— start Information given —
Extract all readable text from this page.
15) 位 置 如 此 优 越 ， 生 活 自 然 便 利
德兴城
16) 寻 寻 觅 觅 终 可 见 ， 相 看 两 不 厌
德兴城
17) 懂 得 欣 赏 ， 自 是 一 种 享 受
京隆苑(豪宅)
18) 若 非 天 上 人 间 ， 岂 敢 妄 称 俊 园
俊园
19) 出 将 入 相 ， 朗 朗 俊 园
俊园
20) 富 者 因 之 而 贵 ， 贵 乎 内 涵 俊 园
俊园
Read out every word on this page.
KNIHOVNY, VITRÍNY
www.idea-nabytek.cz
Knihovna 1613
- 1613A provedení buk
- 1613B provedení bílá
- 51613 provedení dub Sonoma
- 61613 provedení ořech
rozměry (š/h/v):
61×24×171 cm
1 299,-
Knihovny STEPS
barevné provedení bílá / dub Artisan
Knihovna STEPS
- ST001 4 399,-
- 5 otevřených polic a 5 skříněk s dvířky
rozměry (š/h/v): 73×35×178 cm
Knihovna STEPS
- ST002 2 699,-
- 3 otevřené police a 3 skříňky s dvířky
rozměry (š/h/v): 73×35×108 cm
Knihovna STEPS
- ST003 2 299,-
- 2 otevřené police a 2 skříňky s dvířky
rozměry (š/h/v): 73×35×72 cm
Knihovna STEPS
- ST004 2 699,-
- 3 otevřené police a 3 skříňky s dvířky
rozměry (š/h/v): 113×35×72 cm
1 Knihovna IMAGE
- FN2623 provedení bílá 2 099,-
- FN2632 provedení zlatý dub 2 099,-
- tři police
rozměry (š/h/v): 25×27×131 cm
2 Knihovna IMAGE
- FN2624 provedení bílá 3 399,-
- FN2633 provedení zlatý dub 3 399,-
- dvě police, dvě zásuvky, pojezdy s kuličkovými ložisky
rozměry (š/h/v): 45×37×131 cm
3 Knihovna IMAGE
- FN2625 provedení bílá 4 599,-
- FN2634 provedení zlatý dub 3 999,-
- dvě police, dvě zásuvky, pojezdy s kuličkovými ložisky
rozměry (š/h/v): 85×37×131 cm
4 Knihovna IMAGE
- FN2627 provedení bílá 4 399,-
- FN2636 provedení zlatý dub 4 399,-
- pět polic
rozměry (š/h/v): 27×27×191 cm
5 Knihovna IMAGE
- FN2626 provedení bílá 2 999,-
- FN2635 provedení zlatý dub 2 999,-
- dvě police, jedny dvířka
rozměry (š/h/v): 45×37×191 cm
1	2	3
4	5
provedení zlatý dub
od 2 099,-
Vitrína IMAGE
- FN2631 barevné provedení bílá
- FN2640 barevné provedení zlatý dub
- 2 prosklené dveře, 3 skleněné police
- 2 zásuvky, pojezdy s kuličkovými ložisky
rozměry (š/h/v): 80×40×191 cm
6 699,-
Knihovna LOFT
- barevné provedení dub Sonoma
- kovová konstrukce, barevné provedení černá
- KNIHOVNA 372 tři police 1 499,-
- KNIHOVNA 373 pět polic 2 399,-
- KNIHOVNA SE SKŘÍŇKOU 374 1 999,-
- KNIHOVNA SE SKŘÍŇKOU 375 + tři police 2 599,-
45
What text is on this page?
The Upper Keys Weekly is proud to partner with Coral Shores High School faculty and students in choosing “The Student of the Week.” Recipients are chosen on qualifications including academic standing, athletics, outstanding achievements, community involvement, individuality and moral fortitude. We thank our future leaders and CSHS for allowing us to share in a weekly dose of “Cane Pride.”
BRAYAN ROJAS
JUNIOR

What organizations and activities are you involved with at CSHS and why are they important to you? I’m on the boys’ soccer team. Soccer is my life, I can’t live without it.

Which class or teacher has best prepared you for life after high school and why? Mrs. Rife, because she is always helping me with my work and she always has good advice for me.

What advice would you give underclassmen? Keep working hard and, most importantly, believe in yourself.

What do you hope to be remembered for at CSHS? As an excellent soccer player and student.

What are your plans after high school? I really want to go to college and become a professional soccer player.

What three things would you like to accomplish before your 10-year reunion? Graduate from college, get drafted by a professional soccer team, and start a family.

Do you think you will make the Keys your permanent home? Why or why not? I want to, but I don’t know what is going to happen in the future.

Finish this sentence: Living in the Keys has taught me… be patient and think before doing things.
— end Information given —
**Task objective**.
Copy down the material exactly as written.

**Output of the task**.
Extract all readable text from this page.
15) 位 置 如 此 优 越 ， 生 活 自 然 便 利
德兴城
16) 寻 寻 觅 觅 终 可 见 ， 相 看 两 不 厌
德兴城
17) 懂 得 欣 赏 ， 自 是 一 种 享 受
京隆苑(豪宅)
18) 若 非 天 上 人 间 ， 岂 敢 妄 称 俊 园
俊园
19) 出 将 入 相 ， 朗 朗 俊 园
俊园
20) 富 者 因 之 而 贵 ， 贵 乎 内 涵 俊 园
俊园
Read out every word on this page.
KNIHOVNY, VITRÍNY
www.idea-nabytek.cz
Knihovna 1613
- 1613A provedení buk
- 1613B provedení bílá
- 51613 provedení dub Sonoma
- 61613 provedení ořech
rozměry (š/h/v):
61×24×171 cm
1 299,-
Knihovny STEPS
barevné provedení bílá / dub Artisan
Knihovna STEPS
- ST001 4 399,-
- 5 otevřených polic a 5 skříněk s dvířky
rozměry (š/h/v): 73×35×178 cm
Knihovna STEPS
- ST002 2 699,-
- 3 otevřené police a 3 skříňky s dvířky
rozměry (š/h/v): 73×35×108 cm
Knihovna STEPS
- ST003 2 299,-
- 2 otevřené police a 2 skříňky s dvířky
rozměry (š/h/v): 73×35×72 cm
Knihovna STEPS
- ST004 2 699,-
- 3 otevřené police a 3 skříňky s dvířky
rozměry (š/h/v): 113×35×72 cm
1 Knihovna IMAGE
- FN2623 provedení bílá 2 099,-
- FN2632 provedení zlatý dub 2 099,-
- tři police
rozměry (š/h/v): 25×27×131 cm
2 Knihovna IMAGE
- FN2624 provedení bílá 3 399,-
- FN2633 provedení zlatý dub 3 399,-
- dvě police, dvě zásuvky, pojezdy s kuličkovými ložisky
rozměry (š/h/v): 45×37×131 cm
3 Knihovna IMAGE
- FN2625 provedení bílá 4 599,-
- FN2634 provedení zlatý dub 3 999,-
- dvě police, dvě zásuvky, pojezdy s kuličkovými ložisky
rozměry (š/h/v): 85×37×131 cm
4 Knihovna IMAGE
- FN2627 provedení bílá 4 399,-
- FN2636 provedení zlatý dub 4 399,-
- pět polic
rozměry (š/h/v): 27×27×191 cm
5 Knihovna IMAGE
- FN2626 provedení bílá 2 999,-
- FN2635 provedení zlatý dub 2 999,-
- dvě police, jedny dvířka
rozměry (š/h/v): 45×37×191 cm
1	2	3
4	5
provedení zlatý dub
od 2 099,-
Vitrína IMAGE
- FN2631 barevné provedení bílá
- FN2640 barevné provedení zlatý dub
- 2 prosklené dveře, 3 skleněné police
- 2 zásuvky, pojezdy s kuličkovými ložisky
rozměry (š/h/v): 80×40×191 cm
6 699,-
Knihovna LOFT
- barevné provedení dub Sonoma
- kovová konstrukce, barevné provedení černá
- KNIHOVNA 372 tři police 1 499,-
- KNIHOVNA 373 pět polic 2 399,-
- KNIHOVNA SE SKŘÍŇKOU 374 1 999,-
- KNIHOVNA SE SKŘÍŇKOU 375 + tři police 2 599,-
45
What text is on this page?
The Upper Keys Weekly is proud to partner with Coral Shores High School faculty and students in choosing “The Student of the Week.” Recipients are chosen on qualifications including academic standing, athletics, outstanding achievements, community involvement, individuality and moral fortitude. We thank our future leaders and CSHS for allowing us to share in a weekly dose of “Cane Pride.”
BRAYAN ROJAS
JUNIOR

What organizations and activities are you involved with at CSHS and why are they important to you? I’m on the boys’ soccer team. Soccer is my life, I can’t live without it.

Which class or teacher has best prepared you for life after high school and why? Mrs. Rife, because she is always helping me with my work and she always has good advice for me.

What advice would you give underclassmen? Keep working hard and, most importantly, believe in yourself.

What do you hope to be remembered for at CSHS? As an excellent soccer player and student.

What are your plans after high school? I really want to go to college and become a professional soccer player.

What three things would you like to accomplish before your 10-year reunion? Graduate from college, get drafted by a professional soccer team, and start a family.

Do you think you will make the Keys your permanent home? Why or why not? I want to, but I don’t know what is going to happen in the future.

Finish this sentence: Living in the Keys has taught me… be patient and think before doing things.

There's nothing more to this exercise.